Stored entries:
★ ★ ★ ★
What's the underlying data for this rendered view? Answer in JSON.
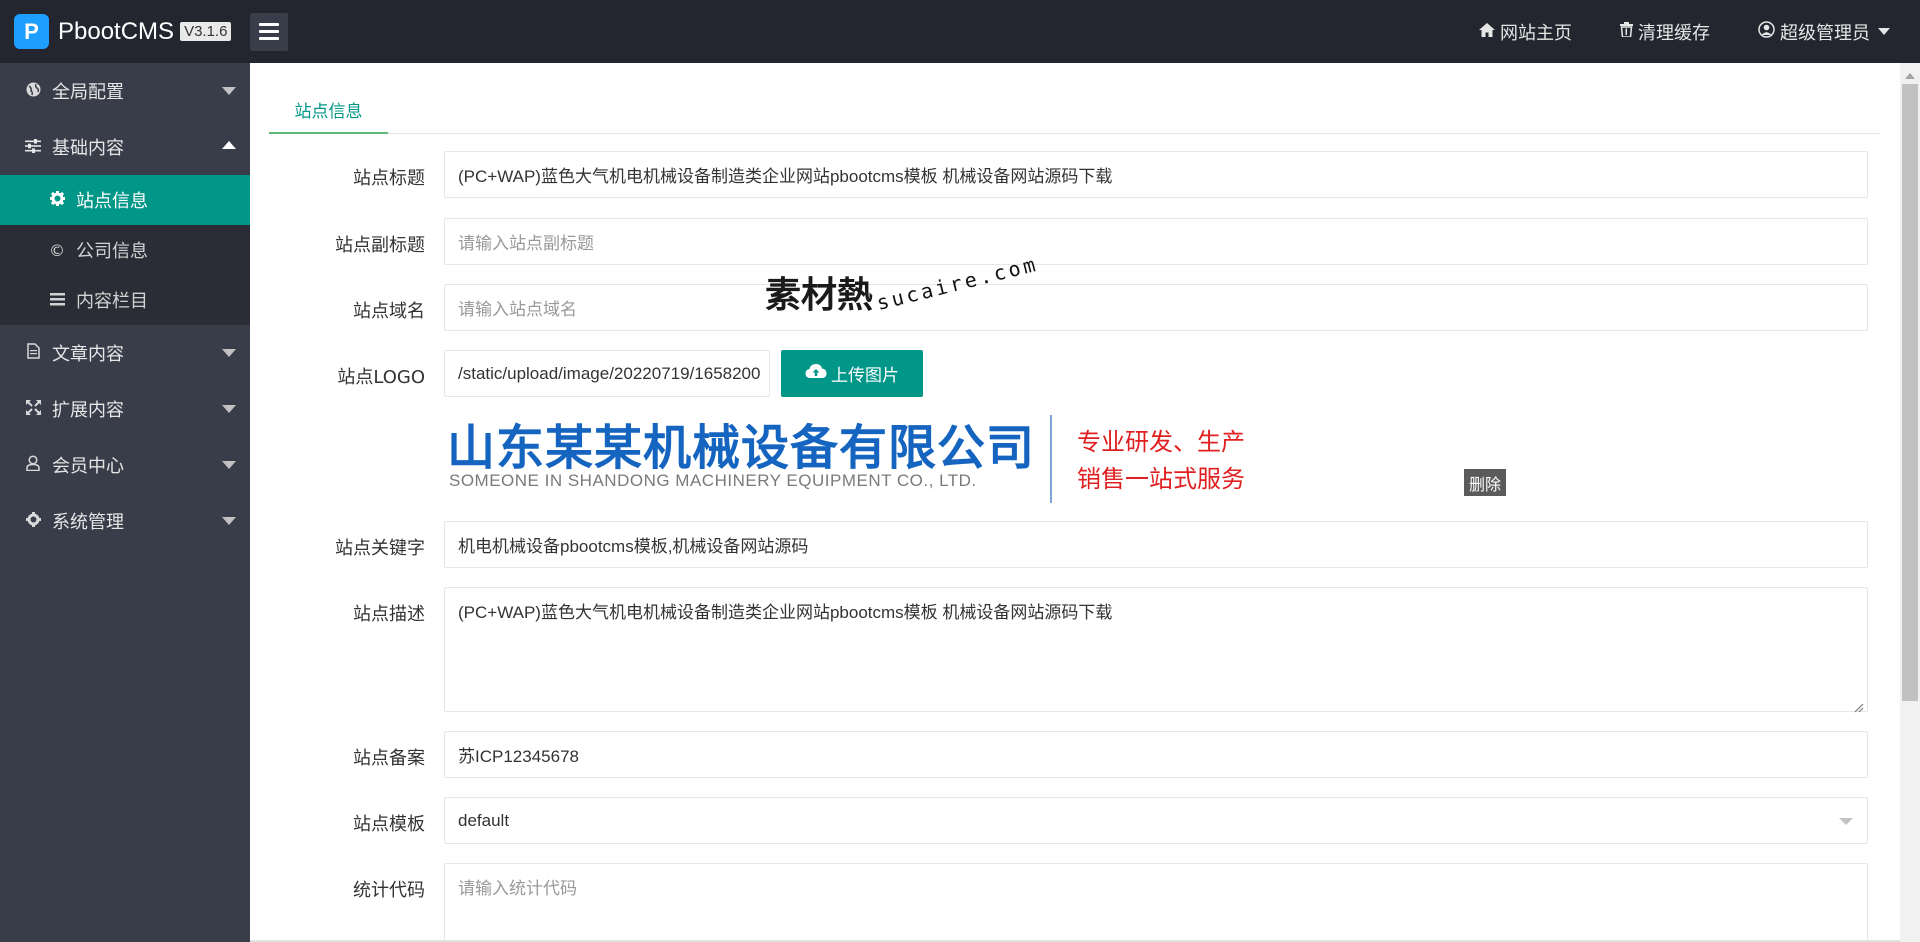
{
  "app": {
    "name": "PbootCMS",
    "version": "V3.1.6"
  },
  "header": {
    "home_label": "网站主页",
    "clear_cache_label": "清理缓存",
    "user_label": "超级管理员"
  },
  "sidebar": {
    "groups": [
      {
        "label": "全局配置",
        "icon": "globe-icon",
        "expanded": false
      },
      {
        "label": "基础内容",
        "icon": "sliders-icon",
        "expanded": true
      },
      {
        "label": "文章内容",
        "icon": "file-icon",
        "expanded": false
      },
      {
        "label": "扩展内容",
        "icon": "expand-icon",
        "expanded": false
      },
      {
        "label": "会员中心",
        "icon": "user-icon",
        "expanded": false
      },
      {
        "label": "系统管理",
        "icon": "gear-icon",
        "expanded": false
      }
    ],
    "sub_items": [
      {
        "label": "站点信息",
        "icon": "gear-icon",
        "active": true
      },
      {
        "label": "公司信息",
        "icon": "copyright-icon",
        "active": false
      },
      {
        "label": "内容栏目",
        "icon": "list-icon",
        "active": false
      }
    ]
  },
  "tabs": [
    {
      "label": "站点信息",
      "active": true
    }
  ],
  "form": {
    "title": {
      "label": "站点标题",
      "value": "(PC+WAP)蓝色大气机电机械设备制造类企业网站pbootcms模板 机械设备网站源码下载"
    },
    "subtitle": {
      "label": "站点副标题",
      "placeholder": "请输入站点副标题"
    },
    "domain": {
      "label": "站点域名",
      "placeholder": "请输入站点域名"
    },
    "logo": {
      "label": "站点LOGO",
      "value": "/static/upload/image/20220719/1658200",
      "upload_label": "上传图片",
      "delete_label": "删除"
    },
    "keywords": {
      "label": "站点关键字",
      "value": "机电机械设备pbootcms模板,机械设备网站源码"
    },
    "description": {
      "label": "站点描述",
      "value": "(PC+WAP)蓝色大气机电机械设备制造类企业网站pbootcms模板 机械设备网站源码下载"
    },
    "icp": {
      "label": "站点备案",
      "value": "苏ICP12345678"
    },
    "template": {
      "label": "站点模板",
      "value": "default"
    },
    "stats": {
      "label": "统计代码",
      "placeholder": "请输入统计代码"
    }
  },
  "logo_preview": {
    "company_cn": "山东某某机械设备有限公司",
    "company_en": "SOMEONE IN SHANDONG MACHINERY EQUIPMENT CO., LTD.",
    "slogan_line1": "专业研发、生产",
    "slogan_line2": "销售一站式服务"
  },
  "watermark": {
    "cn": "素材熱",
    "en": "sucaire.com"
  },
  "colors": {
    "header_bg": "#23262e",
    "sidebar_bg": "#393d49",
    "accent": "#009688",
    "logo_blue": "#1565c0",
    "slogan_red": "#e02020"
  }
}
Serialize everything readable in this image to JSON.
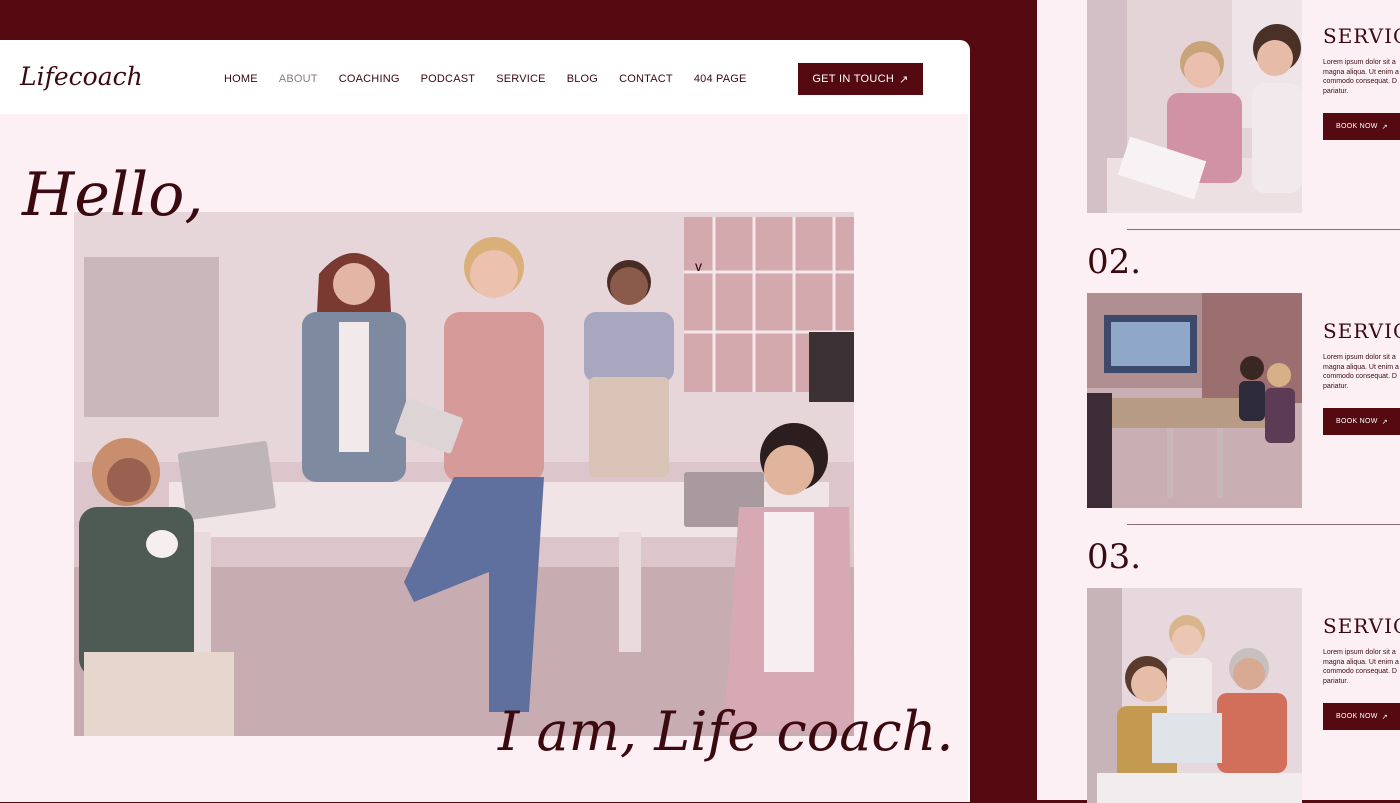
{
  "site": {
    "logo": "Lifecoach",
    "nav": [
      "HOME",
      "ABOUT",
      "COACHING",
      "PODCAST",
      "SERVICE",
      "BLOG",
      "CONTACT",
      "404 PAGE"
    ],
    "active_nav": "ABOUT",
    "cta_label": "GET IN TOUCH",
    "cta_icon": "arrow-up-right-icon"
  },
  "hero": {
    "greeting": "Hello,",
    "tagline": "I am, Life coach.",
    "cursor_glyph": "v"
  },
  "services": [
    {
      "number": "",
      "title": "SERVIC",
      "desc": "Lorem ipsum dolor sit a magna aliqua. Ut enim a commodo consequat. D pariatur.",
      "button": "BOOK NOW"
    },
    {
      "number": "02.",
      "title": "SERVIC",
      "desc": "Lorem ipsum dolor sit a magna aliqua. Ut enim a commodo consequat. D pariatur.",
      "button": "BOOK NOW"
    },
    {
      "number": "03.",
      "title": "SERVIC",
      "desc": "Lorem ipsum dolor sit a magna aliqua. Ut enim a commodo consequat. D pariatur.",
      "button": "BOOK NOW"
    }
  ],
  "colors": {
    "brand": "#540a10",
    "text": "#3b0a10",
    "background": "#fdf0f5",
    "muted_nav": "#8a7a80"
  }
}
★ ★ ★ ★
TASK INSTRUCTIONS -
Repeat the material above word for word and skip every image in it.

FINAL ANSWER -
What's the underlying data for this rendered view? Answer in JSON.
{
  "app": {
    "name": "PbootCMS",
    "version": "V3.1.6"
  },
  "header": {
    "home_label": "网站主页",
    "clear_cache_label": "清理缓存",
    "user_label": "超级管理员"
  },
  "sidebar": {
    "groups": [
      {
        "label": "全局配置",
        "icon": "globe-icon",
        "expanded": false
      },
      {
        "label": "基础内容",
        "icon": "sliders-icon",
        "expanded": true
      },
      {
        "label": "文章内容",
        "icon": "file-icon",
        "expanded": false
      },
      {
        "label": "扩展内容",
        "icon": "expand-icon",
        "expanded": false
      },
      {
        "label": "会员中心",
        "icon": "user-icon",
        "expanded": false
      },
      {
        "label": "系统管理",
        "icon": "gear-icon",
        "expanded": false
      }
    ],
    "sub_items": [
      {
        "label": "站点信息",
        "icon": "gear-icon",
        "active": true
      },
      {
        "label": "公司信息",
        "icon": "copyright-icon",
        "active": false
      },
      {
        "label": "内容栏目",
        "icon": "list-icon",
        "active": false
      }
    ]
  },
  "tabs": [
    {
      "label": "站点信息",
      "active": true
    }
  ],
  "form": {
    "title": {
      "label": "站点标题",
      "value": "(PC+WAP)蓝色大气机电机械设备制造类企业网站pbootcms模板 机械设备网站源码下载"
    },
    "subtitle": {
      "label": "站点副标题",
      "placeholder": "请输入站点副标题"
    },
    "domain": {
      "label": "站点域名",
      "placeholder": "请输入站点域名"
    },
    "logo": {
      "label": "站点LOGO",
      "value": "/static/upload/image/20220719/1658200",
      "upload_label": "上传图片",
      "delete_label": "删除"
    },
    "keywords": {
      "label": "站点关键字",
      "value": "机电机械设备pbootcms模板,机械设备网站源码"
    },
    "description": {
      "label": "站点描述",
      "value": "(PC+WAP)蓝色大气机电机械设备制造类企业网站pbootcms模板 机械设备网站源码下载"
    },
    "icp": {
      "label": "站点备案",
      "value": "苏ICP12345678"
    },
    "template": {
      "label": "站点模板",
      "value": "default"
    },
    "stats": {
      "label": "统计代码",
      "placeholder": "请输入统计代码"
    }
  },
  "logo_preview": {
    "company_cn": "山东某某机械设备有限公司",
    "company_en": "SOMEONE IN SHANDONG MACHINERY EQUIPMENT CO., LTD.",
    "slogan_line1": "专业研发、生产",
    "slogan_line2": "销售一站式服务"
  },
  "watermark": {
    "cn": "素材熱",
    "en": "sucaire.com"
  },
  "colors": {
    "header_bg": "#23262e",
    "sidebar_bg": "#393d49",
    "accent": "#009688",
    "logo_blue": "#1565c0",
    "slogan_red": "#e02020"
  }
}
Serialize everything readable in this image to JSON.
{
  "site": {
    "logo": "Lifecoach",
    "nav": [
      "HOME",
      "ABOUT",
      "COACHING",
      "PODCAST",
      "SERVICE",
      "BLOG",
      "CONTACT",
      "404 PAGE"
    ],
    "active_nav": "ABOUT",
    "cta_label": "GET IN TOUCH",
    "cta_icon": "arrow-up-right-icon"
  },
  "hero": {
    "greeting": "Hello,",
    "tagline": "I am, Life coach.",
    "cursor_glyph": "v"
  },
  "services": [
    {
      "number": "",
      "title": "SERVIC",
      "desc": "Lorem ipsum dolor sit a magna aliqua. Ut enim a commodo consequat. D pariatur.",
      "button": "BOOK NOW"
    },
    {
      "number": "02.",
      "title": "SERVIC",
      "desc": "Lorem ipsum dolor sit a magna aliqua. Ut enim a commodo consequat. D pariatur.",
      "button": "BOOK NOW"
    },
    {
      "number": "03.",
      "title": "SERVIC",
      "desc": "Lorem ipsum dolor sit a magna aliqua. Ut enim a commodo consequat. D pariatur.",
      "button": "BOOK NOW"
    }
  ],
  "colors": {
    "brand": "#540a10",
    "text": "#3b0a10",
    "background": "#fdf0f5",
    "muted_nav": "#8a7a80"
  }
}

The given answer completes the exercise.